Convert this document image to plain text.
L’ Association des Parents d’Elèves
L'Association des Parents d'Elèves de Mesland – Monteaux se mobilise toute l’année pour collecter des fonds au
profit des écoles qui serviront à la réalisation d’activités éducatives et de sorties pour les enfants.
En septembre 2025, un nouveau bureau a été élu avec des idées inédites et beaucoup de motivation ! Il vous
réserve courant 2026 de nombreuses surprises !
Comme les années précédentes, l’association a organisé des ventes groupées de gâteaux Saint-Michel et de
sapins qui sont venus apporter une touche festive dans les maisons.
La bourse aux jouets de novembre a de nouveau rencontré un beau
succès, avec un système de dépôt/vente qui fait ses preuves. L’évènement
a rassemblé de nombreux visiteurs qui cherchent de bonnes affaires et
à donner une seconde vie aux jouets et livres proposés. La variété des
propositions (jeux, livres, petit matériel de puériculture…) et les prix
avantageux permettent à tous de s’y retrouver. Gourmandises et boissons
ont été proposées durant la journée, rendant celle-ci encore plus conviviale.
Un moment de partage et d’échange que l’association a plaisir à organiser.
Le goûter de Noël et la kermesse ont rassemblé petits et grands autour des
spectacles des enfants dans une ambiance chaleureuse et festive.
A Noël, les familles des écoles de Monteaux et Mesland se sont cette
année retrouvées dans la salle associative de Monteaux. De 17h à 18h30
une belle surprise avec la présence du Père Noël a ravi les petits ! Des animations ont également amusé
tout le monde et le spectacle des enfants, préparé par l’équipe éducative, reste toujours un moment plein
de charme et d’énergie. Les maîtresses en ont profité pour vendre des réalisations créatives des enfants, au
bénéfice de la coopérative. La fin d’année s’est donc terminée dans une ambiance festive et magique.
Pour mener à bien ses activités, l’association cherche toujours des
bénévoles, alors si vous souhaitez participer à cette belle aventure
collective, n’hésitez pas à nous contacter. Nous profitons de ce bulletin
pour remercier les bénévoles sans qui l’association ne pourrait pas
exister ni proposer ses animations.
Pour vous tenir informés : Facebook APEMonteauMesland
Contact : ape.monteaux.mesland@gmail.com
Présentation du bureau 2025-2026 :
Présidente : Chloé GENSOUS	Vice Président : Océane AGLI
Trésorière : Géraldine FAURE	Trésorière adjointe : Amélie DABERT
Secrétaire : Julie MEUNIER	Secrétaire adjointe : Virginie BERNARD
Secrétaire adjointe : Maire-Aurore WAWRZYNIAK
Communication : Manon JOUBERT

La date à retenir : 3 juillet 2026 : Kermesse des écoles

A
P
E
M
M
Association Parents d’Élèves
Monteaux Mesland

• • • •

▶ EXERCISE GOAL: Copy the entries above exactly, leaving none out.

▶ EXERCISE RESULT:
Convert this document image to plain text.
L’ Association des Parents d’Elèves
L'Association des Parents d'Elèves de Mesland – Monteaux se mobilise toute l’année pour collecter des fonds au
profit des écoles qui serviront à la réalisation d’activités éducatives et de sorties pour les enfants.
En septembre 2025, un nouveau bureau a été élu avec des idées inédites et beaucoup de motivation ! Il vous
réserve courant 2026 de nombreuses surprises !
Comme les années précédentes, l’association a organisé des ventes groupées de gâteaux Saint-Michel et de
sapins qui sont venus apporter une touche festive dans les maisons.
La bourse aux jouets de novembre a de nouveau rencontré un beau
succès, avec un système de dépôt/vente qui fait ses preuves. L’évènement
a rassemblé de nombreux visiteurs qui cherchent de bonnes affaires et
à donner une seconde vie aux jouets et livres proposés. La variété des
propositions (jeux, livres, petit matériel de puériculture…) et les prix
avantageux permettent à tous de s’y retrouver. Gourmandises et boissons
ont été proposées durant la journée, rendant celle-ci encore plus conviviale.
Un moment de partage et d’échange que l’association a plaisir à organiser.
Le goûter de Noël et la kermesse ont rassemblé petits et grands autour des
spectacles des enfants dans une ambiance chaleureuse et festive.
A Noël, les familles des écoles de Monteaux et Mesland se sont cette
année retrouvées dans la salle associative de Monteaux. De 17h à 18h30
une belle surprise avec la présence du Père Noël a ravi les petits ! Des animations ont également amusé
tout le monde et le spectacle des enfants, préparé par l’équipe éducative, reste toujours un moment plein
de charme et d’énergie. Les maîtresses en ont profité pour vendre des réalisations créatives des enfants, au
bénéfice de la coopérative. La fin d’année s’est donc terminée dans une ambiance festive et magique.
Pour mener à bien ses activités, l’association cherche toujours des
bénévoles, alors si vous souhaitez participer à cette belle aventure
collective, n’hésitez pas à nous contacter. Nous profitons de ce bulletin
pour remercier les bénévoles sans qui l’association ne pourrait pas
exister ni proposer ses animations.
Pour vous tenir informés : Facebook APEMonteauMesland
Contact : ape.monteaux.mesland@gmail.com
Présentation du bureau 2025-2026 :
Présidente : Chloé GENSOUS	Vice Président : Océane AGLI
Trésorière : Géraldine FAURE	Trésorière adjointe : Amélie DABERT
Secrétaire : Julie MEUNIER	Secrétaire adjointe : Virginie BERNARD
Secrétaire adjointe : Maire-Aurore WAWRZYNIAK
Communication : Manon JOUBERT

La date à retenir : 3 juillet 2026 : Kermesse des écoles

A
P
E
M
M
Association Parents d’Élèves
Monteaux Mesland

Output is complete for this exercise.